Reproduce the items verbatim, from the first line up to and including the line with "hide-preview-link[interactable]: HIDE PREVIEW".

(Spatial annotation records)
--
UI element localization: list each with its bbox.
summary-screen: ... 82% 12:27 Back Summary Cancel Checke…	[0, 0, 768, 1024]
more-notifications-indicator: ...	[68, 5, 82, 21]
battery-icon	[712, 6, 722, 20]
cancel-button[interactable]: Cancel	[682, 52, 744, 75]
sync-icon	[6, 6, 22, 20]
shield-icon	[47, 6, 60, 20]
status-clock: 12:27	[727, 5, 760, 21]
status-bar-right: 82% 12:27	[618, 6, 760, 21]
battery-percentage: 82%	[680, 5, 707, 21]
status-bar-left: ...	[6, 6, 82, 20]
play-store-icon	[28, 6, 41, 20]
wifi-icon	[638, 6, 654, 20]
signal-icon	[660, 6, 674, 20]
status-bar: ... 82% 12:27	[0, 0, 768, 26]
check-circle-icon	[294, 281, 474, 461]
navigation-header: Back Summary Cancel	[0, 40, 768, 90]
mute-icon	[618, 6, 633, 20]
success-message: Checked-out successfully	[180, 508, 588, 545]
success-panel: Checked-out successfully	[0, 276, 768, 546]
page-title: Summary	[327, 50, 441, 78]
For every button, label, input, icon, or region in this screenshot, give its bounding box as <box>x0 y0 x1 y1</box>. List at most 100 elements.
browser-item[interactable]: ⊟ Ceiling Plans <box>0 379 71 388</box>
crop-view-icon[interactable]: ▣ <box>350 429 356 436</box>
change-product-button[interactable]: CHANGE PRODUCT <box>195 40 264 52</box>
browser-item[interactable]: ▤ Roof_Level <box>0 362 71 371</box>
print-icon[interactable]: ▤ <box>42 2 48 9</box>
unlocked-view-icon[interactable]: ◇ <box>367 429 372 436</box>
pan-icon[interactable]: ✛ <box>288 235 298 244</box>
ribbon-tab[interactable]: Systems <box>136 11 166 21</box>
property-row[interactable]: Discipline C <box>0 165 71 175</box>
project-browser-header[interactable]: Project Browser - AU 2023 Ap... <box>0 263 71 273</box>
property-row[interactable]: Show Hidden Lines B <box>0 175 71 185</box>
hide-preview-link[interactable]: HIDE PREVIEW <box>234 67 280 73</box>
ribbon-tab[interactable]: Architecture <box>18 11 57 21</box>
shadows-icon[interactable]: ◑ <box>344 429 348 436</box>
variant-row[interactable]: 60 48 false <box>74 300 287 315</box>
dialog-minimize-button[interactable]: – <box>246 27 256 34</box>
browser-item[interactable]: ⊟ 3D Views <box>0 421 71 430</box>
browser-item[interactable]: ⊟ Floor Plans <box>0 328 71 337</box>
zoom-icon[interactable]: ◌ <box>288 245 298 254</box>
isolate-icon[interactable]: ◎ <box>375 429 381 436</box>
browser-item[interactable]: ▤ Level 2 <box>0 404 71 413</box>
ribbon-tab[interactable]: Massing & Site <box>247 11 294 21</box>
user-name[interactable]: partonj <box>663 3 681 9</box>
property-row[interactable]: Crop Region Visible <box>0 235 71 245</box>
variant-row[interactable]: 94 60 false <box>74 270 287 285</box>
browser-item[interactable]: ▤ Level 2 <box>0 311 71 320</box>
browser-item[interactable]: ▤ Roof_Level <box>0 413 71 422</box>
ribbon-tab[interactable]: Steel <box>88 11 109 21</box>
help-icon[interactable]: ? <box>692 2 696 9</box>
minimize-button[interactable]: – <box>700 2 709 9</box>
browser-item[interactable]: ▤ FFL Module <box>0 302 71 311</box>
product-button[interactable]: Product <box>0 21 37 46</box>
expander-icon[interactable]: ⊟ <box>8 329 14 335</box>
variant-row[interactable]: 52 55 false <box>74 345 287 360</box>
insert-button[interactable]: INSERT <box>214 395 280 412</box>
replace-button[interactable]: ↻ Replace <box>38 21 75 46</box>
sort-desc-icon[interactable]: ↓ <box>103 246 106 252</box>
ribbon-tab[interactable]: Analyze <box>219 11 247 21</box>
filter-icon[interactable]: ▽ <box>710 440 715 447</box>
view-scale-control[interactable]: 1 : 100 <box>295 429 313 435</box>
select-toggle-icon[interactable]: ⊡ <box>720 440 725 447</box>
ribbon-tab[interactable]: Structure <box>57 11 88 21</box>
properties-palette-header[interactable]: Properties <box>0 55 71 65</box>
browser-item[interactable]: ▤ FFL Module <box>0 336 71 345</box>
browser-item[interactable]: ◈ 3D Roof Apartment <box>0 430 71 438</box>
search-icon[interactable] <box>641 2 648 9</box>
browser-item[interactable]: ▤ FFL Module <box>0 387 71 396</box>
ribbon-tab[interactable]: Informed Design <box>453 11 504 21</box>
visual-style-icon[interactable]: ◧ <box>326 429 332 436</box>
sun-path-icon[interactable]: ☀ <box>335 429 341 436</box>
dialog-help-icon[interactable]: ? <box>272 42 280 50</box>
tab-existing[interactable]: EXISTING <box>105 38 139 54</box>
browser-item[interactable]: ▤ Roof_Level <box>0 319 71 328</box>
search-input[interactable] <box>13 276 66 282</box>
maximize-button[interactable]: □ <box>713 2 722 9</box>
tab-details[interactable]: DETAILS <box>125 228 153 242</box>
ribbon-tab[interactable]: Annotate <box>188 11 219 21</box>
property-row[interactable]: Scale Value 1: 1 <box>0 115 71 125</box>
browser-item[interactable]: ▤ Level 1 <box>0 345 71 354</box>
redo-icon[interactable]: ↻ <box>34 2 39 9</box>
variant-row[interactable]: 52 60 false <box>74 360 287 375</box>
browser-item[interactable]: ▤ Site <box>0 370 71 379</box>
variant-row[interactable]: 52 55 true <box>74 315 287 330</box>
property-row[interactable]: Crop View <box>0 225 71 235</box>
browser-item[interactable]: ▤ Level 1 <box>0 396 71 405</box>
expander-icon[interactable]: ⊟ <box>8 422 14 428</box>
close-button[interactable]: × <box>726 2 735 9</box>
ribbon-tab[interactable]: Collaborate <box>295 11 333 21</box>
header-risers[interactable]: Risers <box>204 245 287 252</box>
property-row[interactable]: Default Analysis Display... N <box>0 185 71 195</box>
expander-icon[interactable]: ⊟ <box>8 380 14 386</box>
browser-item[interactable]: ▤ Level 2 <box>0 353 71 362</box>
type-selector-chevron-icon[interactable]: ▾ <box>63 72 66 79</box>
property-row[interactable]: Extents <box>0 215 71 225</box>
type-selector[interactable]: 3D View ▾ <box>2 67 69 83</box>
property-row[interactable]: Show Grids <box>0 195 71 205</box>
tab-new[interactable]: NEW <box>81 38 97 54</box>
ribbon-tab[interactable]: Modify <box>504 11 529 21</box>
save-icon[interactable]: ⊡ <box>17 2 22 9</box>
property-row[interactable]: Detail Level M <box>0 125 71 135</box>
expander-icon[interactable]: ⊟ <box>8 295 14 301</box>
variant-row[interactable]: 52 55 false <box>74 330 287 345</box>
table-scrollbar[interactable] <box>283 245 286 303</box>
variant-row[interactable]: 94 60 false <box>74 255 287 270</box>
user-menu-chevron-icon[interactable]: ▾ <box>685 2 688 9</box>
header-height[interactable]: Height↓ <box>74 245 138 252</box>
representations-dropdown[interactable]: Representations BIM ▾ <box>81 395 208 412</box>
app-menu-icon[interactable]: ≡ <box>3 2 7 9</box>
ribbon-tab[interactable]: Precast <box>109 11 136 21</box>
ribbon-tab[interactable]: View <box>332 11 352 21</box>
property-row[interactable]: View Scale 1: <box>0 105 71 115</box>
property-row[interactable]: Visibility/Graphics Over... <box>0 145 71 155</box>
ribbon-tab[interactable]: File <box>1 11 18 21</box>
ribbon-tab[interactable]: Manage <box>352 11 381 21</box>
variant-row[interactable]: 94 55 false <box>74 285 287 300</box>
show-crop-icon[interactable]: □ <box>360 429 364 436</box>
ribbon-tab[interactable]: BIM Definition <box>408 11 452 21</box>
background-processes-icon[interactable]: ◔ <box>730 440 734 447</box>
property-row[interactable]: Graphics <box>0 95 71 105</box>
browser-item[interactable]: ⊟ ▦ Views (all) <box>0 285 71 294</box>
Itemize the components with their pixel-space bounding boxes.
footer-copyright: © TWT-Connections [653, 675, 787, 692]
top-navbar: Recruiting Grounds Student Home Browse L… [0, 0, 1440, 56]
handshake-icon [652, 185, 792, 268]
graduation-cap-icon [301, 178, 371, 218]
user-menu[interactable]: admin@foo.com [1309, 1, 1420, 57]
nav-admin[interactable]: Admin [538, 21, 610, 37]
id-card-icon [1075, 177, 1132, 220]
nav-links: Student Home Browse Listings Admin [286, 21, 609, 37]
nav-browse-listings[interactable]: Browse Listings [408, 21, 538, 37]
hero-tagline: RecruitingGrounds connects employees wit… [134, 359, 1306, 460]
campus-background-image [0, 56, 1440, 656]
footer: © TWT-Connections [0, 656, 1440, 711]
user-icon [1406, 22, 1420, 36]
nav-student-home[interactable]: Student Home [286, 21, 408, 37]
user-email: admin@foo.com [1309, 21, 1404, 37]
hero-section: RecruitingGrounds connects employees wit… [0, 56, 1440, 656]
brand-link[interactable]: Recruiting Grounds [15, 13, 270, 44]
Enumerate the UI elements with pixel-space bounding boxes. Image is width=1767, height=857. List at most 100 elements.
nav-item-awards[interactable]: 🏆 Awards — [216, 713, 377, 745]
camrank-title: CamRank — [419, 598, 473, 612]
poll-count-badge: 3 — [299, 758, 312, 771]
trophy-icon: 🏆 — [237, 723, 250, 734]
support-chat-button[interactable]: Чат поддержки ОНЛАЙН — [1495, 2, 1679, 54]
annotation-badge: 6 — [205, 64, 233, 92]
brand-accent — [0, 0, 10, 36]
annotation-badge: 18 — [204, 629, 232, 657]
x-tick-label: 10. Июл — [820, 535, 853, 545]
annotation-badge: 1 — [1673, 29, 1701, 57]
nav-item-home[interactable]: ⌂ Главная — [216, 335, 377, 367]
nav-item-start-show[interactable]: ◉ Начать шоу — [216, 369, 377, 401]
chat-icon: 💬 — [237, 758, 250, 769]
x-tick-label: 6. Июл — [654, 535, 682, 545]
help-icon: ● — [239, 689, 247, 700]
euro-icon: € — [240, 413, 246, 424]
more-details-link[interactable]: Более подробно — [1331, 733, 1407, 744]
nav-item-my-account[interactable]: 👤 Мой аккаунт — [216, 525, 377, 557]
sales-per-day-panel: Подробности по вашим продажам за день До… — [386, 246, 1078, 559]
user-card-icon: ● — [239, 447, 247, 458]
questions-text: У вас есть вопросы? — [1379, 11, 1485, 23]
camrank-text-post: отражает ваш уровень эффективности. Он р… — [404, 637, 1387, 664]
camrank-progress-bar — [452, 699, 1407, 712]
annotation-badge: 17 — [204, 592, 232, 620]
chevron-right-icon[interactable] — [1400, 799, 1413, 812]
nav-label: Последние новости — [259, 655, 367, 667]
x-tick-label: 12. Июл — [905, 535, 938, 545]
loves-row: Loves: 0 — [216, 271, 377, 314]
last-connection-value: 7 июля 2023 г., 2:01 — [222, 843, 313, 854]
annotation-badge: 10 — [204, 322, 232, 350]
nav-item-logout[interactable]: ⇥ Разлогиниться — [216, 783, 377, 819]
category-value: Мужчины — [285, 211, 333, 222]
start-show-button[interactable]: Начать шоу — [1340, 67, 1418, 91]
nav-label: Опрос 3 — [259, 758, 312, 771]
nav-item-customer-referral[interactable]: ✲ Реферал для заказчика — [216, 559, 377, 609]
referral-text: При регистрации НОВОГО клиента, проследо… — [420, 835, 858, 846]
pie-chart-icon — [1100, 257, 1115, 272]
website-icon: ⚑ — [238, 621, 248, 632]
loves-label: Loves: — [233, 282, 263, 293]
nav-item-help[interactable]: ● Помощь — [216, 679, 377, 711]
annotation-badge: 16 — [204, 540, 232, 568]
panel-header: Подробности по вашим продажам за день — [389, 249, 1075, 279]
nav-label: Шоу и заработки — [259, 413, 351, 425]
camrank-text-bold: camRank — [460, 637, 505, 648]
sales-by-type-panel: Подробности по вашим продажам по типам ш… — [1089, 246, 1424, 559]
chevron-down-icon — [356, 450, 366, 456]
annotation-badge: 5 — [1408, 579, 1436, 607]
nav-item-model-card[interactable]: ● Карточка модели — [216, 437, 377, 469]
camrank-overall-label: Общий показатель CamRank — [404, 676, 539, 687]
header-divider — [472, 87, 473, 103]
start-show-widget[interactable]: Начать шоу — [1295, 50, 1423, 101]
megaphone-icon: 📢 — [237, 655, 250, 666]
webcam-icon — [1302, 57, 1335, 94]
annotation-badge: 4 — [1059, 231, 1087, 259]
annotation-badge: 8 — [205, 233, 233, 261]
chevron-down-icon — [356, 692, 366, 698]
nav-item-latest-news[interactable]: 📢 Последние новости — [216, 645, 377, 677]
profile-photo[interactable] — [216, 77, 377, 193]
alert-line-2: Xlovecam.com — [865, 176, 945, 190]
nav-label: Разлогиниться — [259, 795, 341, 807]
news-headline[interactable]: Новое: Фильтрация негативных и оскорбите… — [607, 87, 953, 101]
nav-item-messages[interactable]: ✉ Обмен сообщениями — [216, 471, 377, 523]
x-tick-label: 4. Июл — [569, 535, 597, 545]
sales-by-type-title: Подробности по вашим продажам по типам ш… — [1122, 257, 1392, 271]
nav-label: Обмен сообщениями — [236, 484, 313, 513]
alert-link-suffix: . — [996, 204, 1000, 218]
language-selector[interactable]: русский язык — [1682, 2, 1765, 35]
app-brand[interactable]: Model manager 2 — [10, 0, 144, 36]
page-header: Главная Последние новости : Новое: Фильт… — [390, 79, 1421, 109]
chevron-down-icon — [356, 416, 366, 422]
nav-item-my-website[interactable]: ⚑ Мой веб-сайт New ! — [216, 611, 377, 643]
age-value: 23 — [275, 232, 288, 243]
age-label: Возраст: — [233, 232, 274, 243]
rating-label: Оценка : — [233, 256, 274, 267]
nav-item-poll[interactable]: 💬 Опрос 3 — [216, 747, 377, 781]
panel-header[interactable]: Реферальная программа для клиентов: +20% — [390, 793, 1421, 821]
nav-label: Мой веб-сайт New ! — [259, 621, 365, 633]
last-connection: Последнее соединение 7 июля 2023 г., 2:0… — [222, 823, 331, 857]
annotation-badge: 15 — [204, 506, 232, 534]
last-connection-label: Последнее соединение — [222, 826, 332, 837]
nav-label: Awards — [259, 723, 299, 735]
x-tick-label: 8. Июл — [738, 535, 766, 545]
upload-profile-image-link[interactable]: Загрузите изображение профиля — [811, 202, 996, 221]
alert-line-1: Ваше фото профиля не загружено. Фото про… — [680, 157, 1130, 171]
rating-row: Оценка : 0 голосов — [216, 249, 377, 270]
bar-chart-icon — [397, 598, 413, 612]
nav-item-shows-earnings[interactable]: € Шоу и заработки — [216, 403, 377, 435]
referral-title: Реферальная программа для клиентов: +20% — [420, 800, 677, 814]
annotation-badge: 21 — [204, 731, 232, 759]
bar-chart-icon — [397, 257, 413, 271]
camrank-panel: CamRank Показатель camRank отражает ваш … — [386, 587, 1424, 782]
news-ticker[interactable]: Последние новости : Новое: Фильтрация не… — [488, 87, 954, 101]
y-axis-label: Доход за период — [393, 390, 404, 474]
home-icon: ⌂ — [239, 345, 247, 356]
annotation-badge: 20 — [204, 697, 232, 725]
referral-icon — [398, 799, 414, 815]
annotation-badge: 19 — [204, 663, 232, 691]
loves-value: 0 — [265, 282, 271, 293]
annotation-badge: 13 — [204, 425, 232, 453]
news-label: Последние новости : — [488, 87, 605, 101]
--
REPLY:
UI element localization: list each with its bbox.
summary-screen: ... 82% 12:27 Back Summary Cancel Checke…	[0, 0, 768, 1024]
more-notifications-indicator: ...	[68, 5, 82, 21]
battery-icon	[712, 6, 722, 20]
cancel-button[interactable]: Cancel	[682, 52, 744, 75]
sync-icon	[6, 6, 22, 20]
shield-icon	[47, 6, 60, 20]
status-clock: 12:27	[727, 5, 760, 21]
status-bar-right: 82% 12:27	[618, 6, 760, 21]
battery-percentage: 82%	[680, 5, 707, 21]
status-bar-left: ...	[6, 6, 82, 20]
play-store-icon	[28, 6, 41, 20]
wifi-icon	[638, 6, 654, 20]
signal-icon	[660, 6, 674, 20]
status-bar: ... 82% 12:27	[0, 0, 768, 26]
check-circle-icon	[294, 281, 474, 461]
navigation-header: Back Summary Cancel	[0, 40, 768, 90]
mute-icon	[618, 6, 633, 20]
success-message: Checked-out successfully	[180, 508, 588, 545]
success-panel: Checked-out successfully	[0, 276, 768, 546]
page-title: Summary	[327, 50, 441, 78]
For every button, label, input, icon, or region in this screenshot, give its bounding box as <box>x0 y0 x1 y1</box>. List at most 100 elements.
browser-item[interactable]: ⊟ Ceiling Plans <box>0 379 71 388</box>
crop-view-icon[interactable]: ▣ <box>350 429 356 436</box>
change-product-button[interactable]: CHANGE PRODUCT <box>195 40 264 52</box>
browser-item[interactable]: ▤ Roof_Level <box>0 362 71 371</box>
print-icon[interactable]: ▤ <box>42 2 48 9</box>
unlocked-view-icon[interactable]: ◇ <box>367 429 372 436</box>
pan-icon[interactable]: ✛ <box>288 235 298 244</box>
ribbon-tab[interactable]: Systems <box>136 11 166 21</box>
property-row[interactable]: Discipline C <box>0 165 71 175</box>
project-browser-header[interactable]: Project Browser - AU 2023 Ap... <box>0 263 71 273</box>
property-row[interactable]: Show Hidden Lines B <box>0 175 71 185</box>
hide-preview-link[interactable]: HIDE PREVIEW <box>234 67 280 73</box>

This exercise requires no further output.